Data to use -
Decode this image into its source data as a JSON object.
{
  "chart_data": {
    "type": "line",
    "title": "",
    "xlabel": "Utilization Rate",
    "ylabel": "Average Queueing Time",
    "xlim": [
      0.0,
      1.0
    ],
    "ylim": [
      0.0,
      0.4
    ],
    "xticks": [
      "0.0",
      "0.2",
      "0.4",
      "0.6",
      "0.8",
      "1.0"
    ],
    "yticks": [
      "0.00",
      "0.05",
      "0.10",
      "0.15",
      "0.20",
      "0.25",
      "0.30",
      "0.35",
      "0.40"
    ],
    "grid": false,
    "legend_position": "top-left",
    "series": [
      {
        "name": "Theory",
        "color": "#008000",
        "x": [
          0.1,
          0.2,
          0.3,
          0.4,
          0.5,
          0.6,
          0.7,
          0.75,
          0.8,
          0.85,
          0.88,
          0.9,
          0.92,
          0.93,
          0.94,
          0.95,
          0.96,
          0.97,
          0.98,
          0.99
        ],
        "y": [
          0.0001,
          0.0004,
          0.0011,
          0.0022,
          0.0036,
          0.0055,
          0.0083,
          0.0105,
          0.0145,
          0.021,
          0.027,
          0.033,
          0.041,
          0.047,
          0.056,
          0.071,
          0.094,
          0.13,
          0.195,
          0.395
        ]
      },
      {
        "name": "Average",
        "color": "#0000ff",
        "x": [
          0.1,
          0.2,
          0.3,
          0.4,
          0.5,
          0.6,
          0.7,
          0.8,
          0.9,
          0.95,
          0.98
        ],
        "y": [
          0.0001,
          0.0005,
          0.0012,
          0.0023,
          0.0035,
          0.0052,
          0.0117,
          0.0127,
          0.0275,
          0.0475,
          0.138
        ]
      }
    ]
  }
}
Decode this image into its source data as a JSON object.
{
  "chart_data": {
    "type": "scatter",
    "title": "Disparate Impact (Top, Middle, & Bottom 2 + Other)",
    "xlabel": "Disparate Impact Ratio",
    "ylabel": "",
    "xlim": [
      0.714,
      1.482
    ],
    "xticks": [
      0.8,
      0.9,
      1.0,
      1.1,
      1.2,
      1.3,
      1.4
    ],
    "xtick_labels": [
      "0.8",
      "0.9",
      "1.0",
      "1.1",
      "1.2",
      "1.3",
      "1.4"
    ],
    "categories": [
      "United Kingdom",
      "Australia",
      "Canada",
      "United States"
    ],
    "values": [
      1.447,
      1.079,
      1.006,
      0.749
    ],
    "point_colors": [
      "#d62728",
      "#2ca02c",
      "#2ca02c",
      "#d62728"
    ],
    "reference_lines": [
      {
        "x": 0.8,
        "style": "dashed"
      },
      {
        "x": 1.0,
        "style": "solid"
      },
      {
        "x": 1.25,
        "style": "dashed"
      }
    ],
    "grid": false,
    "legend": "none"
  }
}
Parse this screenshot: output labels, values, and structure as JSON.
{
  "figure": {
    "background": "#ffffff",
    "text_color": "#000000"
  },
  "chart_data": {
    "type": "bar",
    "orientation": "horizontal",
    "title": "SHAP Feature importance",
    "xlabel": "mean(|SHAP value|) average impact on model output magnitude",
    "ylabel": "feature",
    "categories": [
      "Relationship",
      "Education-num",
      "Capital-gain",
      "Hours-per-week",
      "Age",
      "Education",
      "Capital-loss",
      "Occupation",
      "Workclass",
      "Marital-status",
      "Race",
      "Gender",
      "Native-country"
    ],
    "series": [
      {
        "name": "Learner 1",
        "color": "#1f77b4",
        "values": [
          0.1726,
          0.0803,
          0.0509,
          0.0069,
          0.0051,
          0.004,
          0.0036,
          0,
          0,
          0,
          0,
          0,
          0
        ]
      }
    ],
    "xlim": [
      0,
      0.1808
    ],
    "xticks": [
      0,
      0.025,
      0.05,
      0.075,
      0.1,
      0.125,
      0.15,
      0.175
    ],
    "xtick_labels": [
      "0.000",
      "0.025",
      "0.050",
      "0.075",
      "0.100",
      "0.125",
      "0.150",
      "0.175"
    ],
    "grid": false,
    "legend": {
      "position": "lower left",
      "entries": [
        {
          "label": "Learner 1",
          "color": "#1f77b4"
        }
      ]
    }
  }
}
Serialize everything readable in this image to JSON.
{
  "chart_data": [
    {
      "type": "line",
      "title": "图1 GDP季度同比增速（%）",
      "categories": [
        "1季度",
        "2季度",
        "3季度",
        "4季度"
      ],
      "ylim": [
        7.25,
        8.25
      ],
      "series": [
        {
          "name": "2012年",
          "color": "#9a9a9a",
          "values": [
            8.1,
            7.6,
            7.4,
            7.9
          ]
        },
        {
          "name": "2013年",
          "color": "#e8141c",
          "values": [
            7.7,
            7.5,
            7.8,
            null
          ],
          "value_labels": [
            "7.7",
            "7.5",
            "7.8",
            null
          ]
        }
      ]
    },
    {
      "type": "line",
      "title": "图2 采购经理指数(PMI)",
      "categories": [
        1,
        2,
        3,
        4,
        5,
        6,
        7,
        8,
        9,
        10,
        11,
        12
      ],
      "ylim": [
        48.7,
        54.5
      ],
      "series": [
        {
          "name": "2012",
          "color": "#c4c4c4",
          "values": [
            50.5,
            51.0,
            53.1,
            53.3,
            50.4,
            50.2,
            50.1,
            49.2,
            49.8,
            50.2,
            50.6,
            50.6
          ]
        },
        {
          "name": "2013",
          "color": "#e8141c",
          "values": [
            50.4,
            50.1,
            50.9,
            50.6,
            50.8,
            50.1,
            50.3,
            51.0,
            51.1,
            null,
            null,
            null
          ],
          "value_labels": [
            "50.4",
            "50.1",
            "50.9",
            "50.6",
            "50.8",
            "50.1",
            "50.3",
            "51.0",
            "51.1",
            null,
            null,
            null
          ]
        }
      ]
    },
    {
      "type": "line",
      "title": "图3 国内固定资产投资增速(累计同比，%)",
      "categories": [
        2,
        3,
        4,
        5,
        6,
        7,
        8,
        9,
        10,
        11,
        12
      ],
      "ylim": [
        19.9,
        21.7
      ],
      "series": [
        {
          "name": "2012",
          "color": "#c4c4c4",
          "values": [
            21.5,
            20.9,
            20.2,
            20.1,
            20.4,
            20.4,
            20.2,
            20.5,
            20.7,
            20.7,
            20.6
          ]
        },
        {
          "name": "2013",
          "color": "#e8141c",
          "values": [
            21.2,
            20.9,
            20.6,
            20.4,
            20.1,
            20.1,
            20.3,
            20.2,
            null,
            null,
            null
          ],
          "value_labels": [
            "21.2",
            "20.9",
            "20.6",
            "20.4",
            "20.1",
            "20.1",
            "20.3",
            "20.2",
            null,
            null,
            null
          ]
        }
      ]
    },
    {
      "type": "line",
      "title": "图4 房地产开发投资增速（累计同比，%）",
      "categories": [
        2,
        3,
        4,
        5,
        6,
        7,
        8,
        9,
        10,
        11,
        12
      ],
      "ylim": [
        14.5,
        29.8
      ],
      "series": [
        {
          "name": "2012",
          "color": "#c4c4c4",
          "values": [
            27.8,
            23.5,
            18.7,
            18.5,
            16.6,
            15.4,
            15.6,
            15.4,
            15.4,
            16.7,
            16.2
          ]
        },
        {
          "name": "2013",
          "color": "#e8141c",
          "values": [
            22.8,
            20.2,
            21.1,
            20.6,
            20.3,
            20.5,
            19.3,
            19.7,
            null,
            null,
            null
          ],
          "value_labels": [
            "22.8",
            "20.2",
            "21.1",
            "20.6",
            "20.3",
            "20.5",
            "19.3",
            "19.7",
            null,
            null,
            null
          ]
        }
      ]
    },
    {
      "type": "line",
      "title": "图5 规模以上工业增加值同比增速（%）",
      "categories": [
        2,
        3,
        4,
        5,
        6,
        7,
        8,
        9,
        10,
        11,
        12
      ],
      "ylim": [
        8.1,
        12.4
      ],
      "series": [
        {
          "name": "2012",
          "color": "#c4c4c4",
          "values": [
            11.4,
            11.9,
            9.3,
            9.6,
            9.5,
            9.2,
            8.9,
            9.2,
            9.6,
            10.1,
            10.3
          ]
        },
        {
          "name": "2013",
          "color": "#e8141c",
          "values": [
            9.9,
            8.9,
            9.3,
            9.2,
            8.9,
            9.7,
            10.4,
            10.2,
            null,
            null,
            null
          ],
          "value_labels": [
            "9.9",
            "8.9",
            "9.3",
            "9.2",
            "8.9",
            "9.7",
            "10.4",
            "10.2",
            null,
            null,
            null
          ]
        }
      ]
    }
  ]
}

Stated goal - Each line containing the word "this" counts once; say how many such lines there are, giving only the number.

Reply to the exercise - 4